— What to produce —
Check every line of the data below for the string "icon", and copy the ones that hold it.

— Data provided —
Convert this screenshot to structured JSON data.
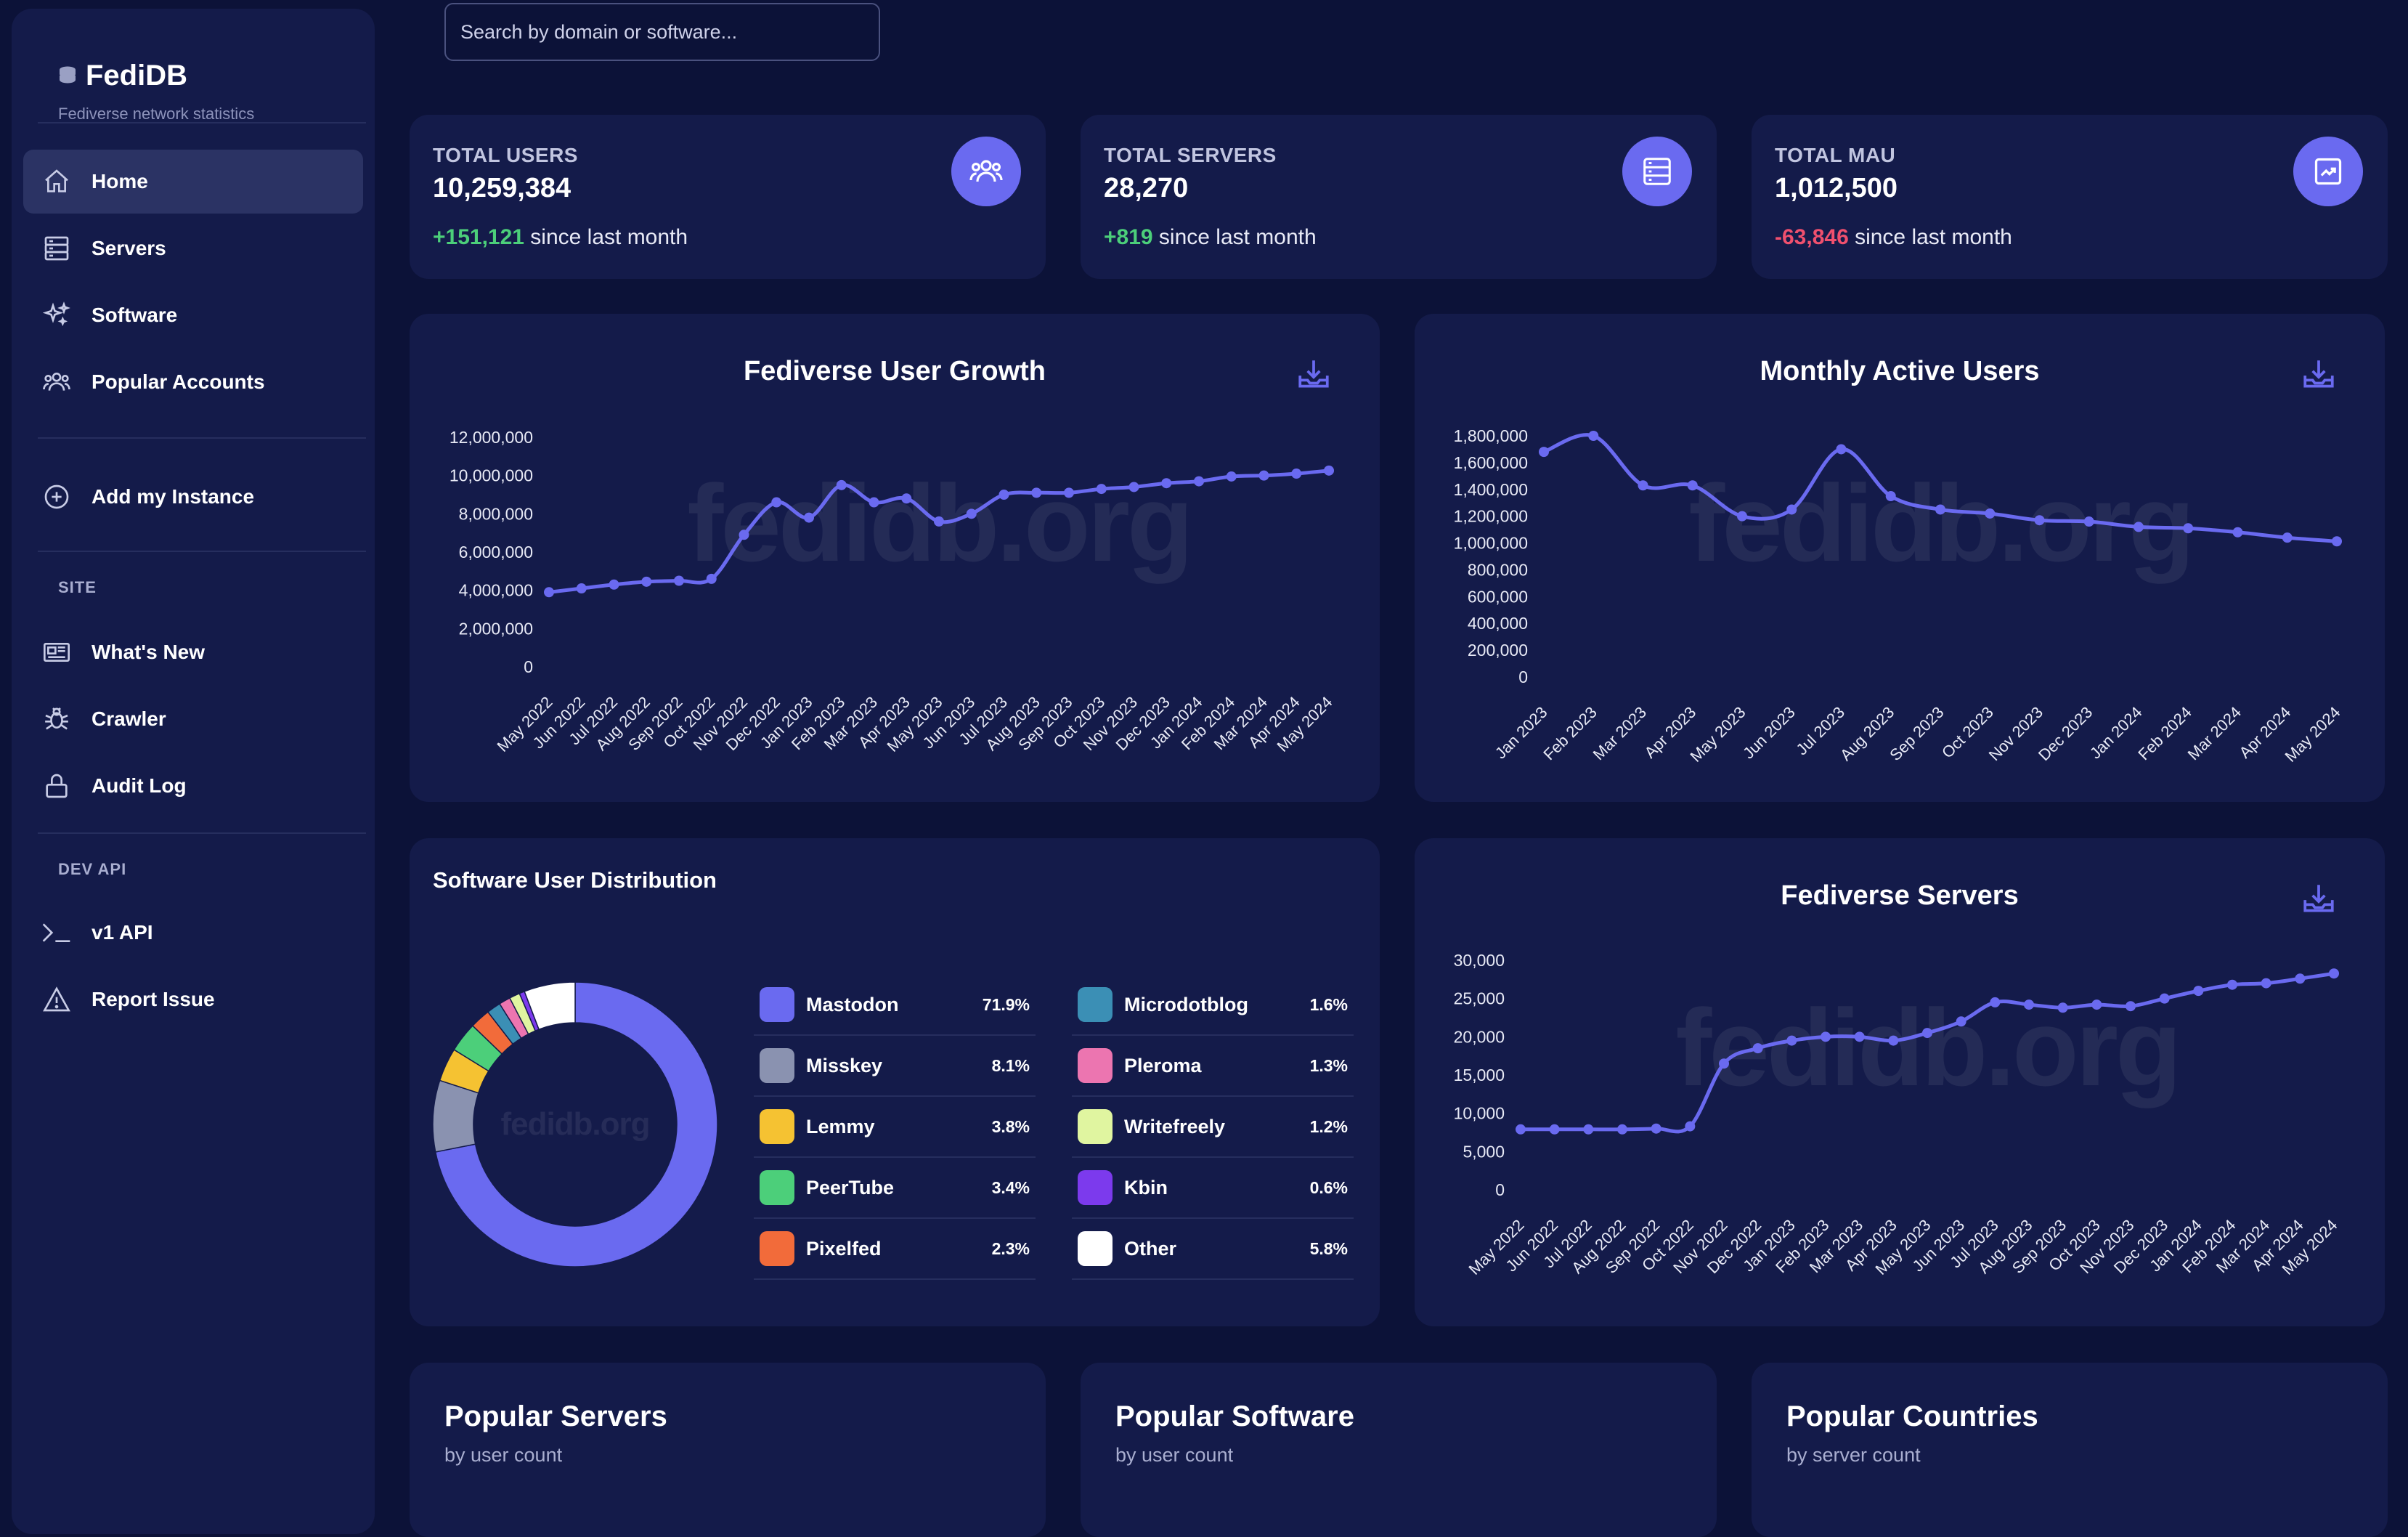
{
  "sidebar": {
    "brand": "FediDB",
    "tagline": "Fediverse network statistics",
    "nav": [
      {
        "label": "Home",
        "icon": "home-icon"
      },
      {
        "label": "Servers",
        "icon": "servers-icon"
      },
      {
        "label": "Software",
        "icon": "sparkles-icon"
      },
      {
        "label": "Popular Accounts",
        "icon": "users-icon"
      }
    ],
    "add_instance": "Add my Instance",
    "site_label": "SITE",
    "site_items": [
      {
        "label": "What's New",
        "icon": "newspaper-icon"
      },
      {
        "label": "Crawler",
        "icon": "bug-icon"
      },
      {
        "label": "Audit Log",
        "icon": "lock-icon"
      }
    ],
    "dev_label": "DEV API",
    "dev_items": [
      {
        "label": "v1 API",
        "icon": "terminal-icon"
      },
      {
        "label": "Report Issue",
        "icon": "warning-icon"
      }
    ]
  },
  "search": {
    "placeholder": "Search by domain or software..."
  },
  "stats": [
    {
      "label": "TOTAL USERS",
      "value": "10,259,384",
      "change": "+151,121",
      "suffix": " since last month",
      "icon": "users-icon"
    },
    {
      "label": "TOTAL SERVERS",
      "value": "28,270",
      "change": "+819",
      "suffix": " since last month",
      "icon": "server-icon"
    },
    {
      "label": "TOTAL MAU",
      "value": "1,012,500",
      "change": "-63,846",
      "suffix": " since last month",
      "icon": "trend-icon"
    }
  ],
  "colors": {
    "accent": "#6a6af0",
    "positive": "#4ccf7a",
    "negative": "#f0506e"
  },
  "watermark": "fedidb.org",
  "chart_data": [
    {
      "type": "line",
      "title": "Fediverse User Growth",
      "x": [
        "May 2022",
        "Jun 2022",
        "Jul 2022",
        "Aug 2022",
        "Sep 2022",
        "Oct 2022",
        "Nov 2022",
        "Dec 2022",
        "Jan 2023",
        "Feb 2023",
        "Mar 2023",
        "Apr 2023",
        "May 2023",
        "Jun 2023",
        "Jul 2023",
        "Aug 2023",
        "Sep 2023",
        "Oct 2023",
        "Nov 2023",
        "Dec 2023",
        "Jan 2024",
        "Feb 2024",
        "Mar 2024",
        "Apr 2024",
        "May 2024"
      ],
      "values": [
        3900000,
        4100000,
        4300000,
        4450000,
        4500000,
        4600000,
        6900000,
        8600000,
        7800000,
        9500000,
        8600000,
        8800000,
        7600000,
        8000000,
        9000000,
        9100000,
        9100000,
        9300000,
        9400000,
        9600000,
        9700000,
        9950000,
        10000000,
        10100000,
        10259384
      ],
      "yticks": [
        "0",
        "2,000,000",
        "4,000,000",
        "6,000,000",
        "8,000,000",
        "10,000,000",
        "12,000,000"
      ],
      "ylim": [
        0,
        12000000
      ],
      "grid": false
    },
    {
      "type": "line",
      "title": "Monthly Active Users",
      "x": [
        "Jan 2023",
        "Feb 2023",
        "Mar 2023",
        "Apr 2023",
        "May 2023",
        "Jun 2023",
        "Jul 2023",
        "Aug 2023",
        "Sep 2023",
        "Oct 2023",
        "Nov 2023",
        "Dec 2023",
        "Jan 2024",
        "Feb 2024",
        "Mar 2024",
        "Apr 2024",
        "May 2024"
      ],
      "values": [
        1680000,
        1800000,
        1430000,
        1430000,
        1200000,
        1250000,
        1700000,
        1350000,
        1250000,
        1220000,
        1170000,
        1160000,
        1120000,
        1110000,
        1080000,
        1040000,
        1012500
      ],
      "yticks": [
        "0",
        "200,000",
        "400,000",
        "600,000",
        "800,000",
        "1,000,000",
        "1,200,000",
        "1,400,000",
        "1,600,000",
        "1,800,000"
      ],
      "ylim": [
        0,
        1800000
      ],
      "grid": false
    },
    {
      "type": "pie",
      "title": "Software User Distribution",
      "categories": [
        "Mastodon",
        "Misskey",
        "Lemmy",
        "PeerTube",
        "Pixelfed",
        "Microdotblog",
        "Pleroma",
        "Writefreely",
        "Kbin",
        "Other"
      ],
      "values": [
        71.9,
        8.1,
        3.8,
        3.4,
        2.3,
        1.6,
        1.3,
        1.2,
        0.6,
        5.8
      ],
      "labels": [
        "71.9%",
        "8.1%",
        "3.8%",
        "3.4%",
        "2.3%",
        "1.6%",
        "1.3%",
        "1.2%",
        "0.6%",
        "5.8%"
      ],
      "colors": [
        "#6a6af0",
        "#8a92b0",
        "#f5c232",
        "#4ccf7a",
        "#f26b3a",
        "#3b8fb5",
        "#ec75b0",
        "#e0f5a0",
        "#7c3aed",
        "#ffffff"
      ]
    },
    {
      "type": "line",
      "title": "Fediverse Servers",
      "x": [
        "May 2022",
        "Jun 2022",
        "Jul 2022",
        "Aug 2022",
        "Sep 2022",
        "Oct 2022",
        "Nov 2022",
        "Dec 2022",
        "Jan 2023",
        "Feb 2023",
        "Mar 2023",
        "Apr 2023",
        "May 2023",
        "Jun 2023",
        "Jul 2023",
        "Aug 2023",
        "Sep 2023",
        "Oct 2023",
        "Nov 2023",
        "Dec 2023",
        "Jan 2024",
        "Feb 2024",
        "Mar 2024",
        "Apr 2024",
        "May 2024"
      ],
      "values": [
        7900,
        7900,
        7900,
        7900,
        8000,
        8300,
        16500,
        18500,
        19500,
        20000,
        20000,
        19500,
        20500,
        22000,
        24500,
        24200,
        23800,
        24200,
        24000,
        25000,
        26000,
        26800,
        27000,
        27600,
        28270
      ],
      "yticks": [
        "0",
        "5,000",
        "10,000",
        "15,000",
        "20,000",
        "25,000",
        "30,000"
      ],
      "ylim": [
        0,
        30000
      ],
      "grid": false
    }
  ],
  "popular": [
    {
      "title": "Popular Servers",
      "sub": "by user count"
    },
    {
      "title": "Popular Software",
      "sub": "by user count"
    },
    {
      "title": "Popular Countries",
      "sub": "by server count"
    }
  ]
}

— The output —
        "icon": "home-icon"
        "icon": "servers-icon"
        "icon": "sparkles-icon"
        "icon": "users-icon"
        "icon": "newspaper-icon"
        "icon": "bug-icon"
        "icon": "lock-icon"
        "icon": "terminal-icon"
        "icon": "warning-icon"
      "icon": "users-icon"
      "icon": "server-icon"
      "icon": "trend-icon"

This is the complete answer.